** Text block **
=== Begin Enclosure ===
So, yes, you could pull those IMSA motors over to IndyCar, but unless you design a new chassis that’s hundreds of pounds lighter than the DW12, and that’s not realistic, it’s hard to figure out how the insanely heavy cars would be anything other than a competitive embarrassment.

At that point, it would be easier to buy GTP cars, cut the fenders off, and call them IndyCars.

Q: There was a good demonstration by NBC reporters during the St. Petersburg race on the high amount of strength required to turn the steering wheel on an IndyCar. This is just another impediment in attracting women drivers to the series. It also is a source of wrist and hand injuries to male drivers as well. Power steering has been on Formula 1 cars for a while. How much would it cost to implement power steering for IndyCar? Safety has always been at the forefront of IndyCar. It would seem only natural that this change would fit right into this philosophy.

Dave

MP: It’s been spoken about for 12 years, and if it were easy, it would have been done already. If it’s going to happen, it would been to be designed into a new tub, and that’s a few years away, at minimum. Simona De Silvestro drove the DW12 at a higher level of downforce than we have now, and she put on the muscle needed to perform with the best in the series.

If you want to wear shades like those, you’d better be able to handle a car without power steering. Michael Levitt/Motorsport Images

Q: Racing is back at last. Don’t panic people, it will get better. Just blame Josef Newgarden for being too good!

Recently, the Mailbag was full of grief about the situation in Nashville. I’m just glad the decisions have been taken so early — usually IndyCar is scrambling around with only a few weeks’ warning. But with regards to the notion of sponsorship packages and events planned around the city, I have an idea. Yes, it would cost money and would be a logistical nuisance for the teams, but here’s how Penske Entertainment could redeem themselves.

The World Rally Championship holds an opening ceremony in each Rally’s host city the night before competition starts where the crews are introduced — there are fireworks, a stage show, many even have the cars run a short spectator stage on the streets. Therefore, despite the rest of the action happening away in the surrounding area, it is still that city’s event.

So, how’s this? Firstly, over the summer, fill the city of Nashville with show cars, CART, IRL and IndyCar, and all in their proper old colors. Place them in shopping malls, libraries, schools, wherever to celebrate our sport.
=== End Enclosure ===
** Required action **
Write out everything in the IndyCar mailbag text from "Q: There was" down to "into this philosophy.", word for word.

** Information provided **
=== Begin Enclosure ===
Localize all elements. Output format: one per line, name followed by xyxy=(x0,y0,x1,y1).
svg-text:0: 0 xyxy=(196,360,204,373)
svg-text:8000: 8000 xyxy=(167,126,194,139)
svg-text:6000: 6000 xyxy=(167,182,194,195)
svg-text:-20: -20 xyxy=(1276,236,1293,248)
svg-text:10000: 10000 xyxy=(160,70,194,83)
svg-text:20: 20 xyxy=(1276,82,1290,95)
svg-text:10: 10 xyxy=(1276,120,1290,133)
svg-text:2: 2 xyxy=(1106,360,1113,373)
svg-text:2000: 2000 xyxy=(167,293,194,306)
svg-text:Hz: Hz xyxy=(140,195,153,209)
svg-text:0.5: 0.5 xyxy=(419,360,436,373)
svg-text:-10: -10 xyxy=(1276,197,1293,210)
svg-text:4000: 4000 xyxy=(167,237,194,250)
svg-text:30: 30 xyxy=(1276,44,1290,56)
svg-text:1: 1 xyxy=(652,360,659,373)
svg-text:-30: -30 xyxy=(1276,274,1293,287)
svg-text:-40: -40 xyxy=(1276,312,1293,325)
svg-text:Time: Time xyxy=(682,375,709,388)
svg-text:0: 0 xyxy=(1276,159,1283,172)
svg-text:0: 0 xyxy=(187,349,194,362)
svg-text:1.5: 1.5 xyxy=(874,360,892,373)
=== End Enclosure ===
** Result **
Q: There was a good demonstration by NBC reporters during the St. Petersburg race on the high amount of strength required to turn the steering wheel on an IndyCar. This is just another impediment in attracting women drivers to the series. It also is a source of wrist and hand injuries to male drivers as well. Power steering has been on Formula 1 cars for a while. How much would it cost to implement power steering for IndyCar? Safety has always been at the forefront of IndyCar. It would seem only natural that this change would fit right into this philosophy.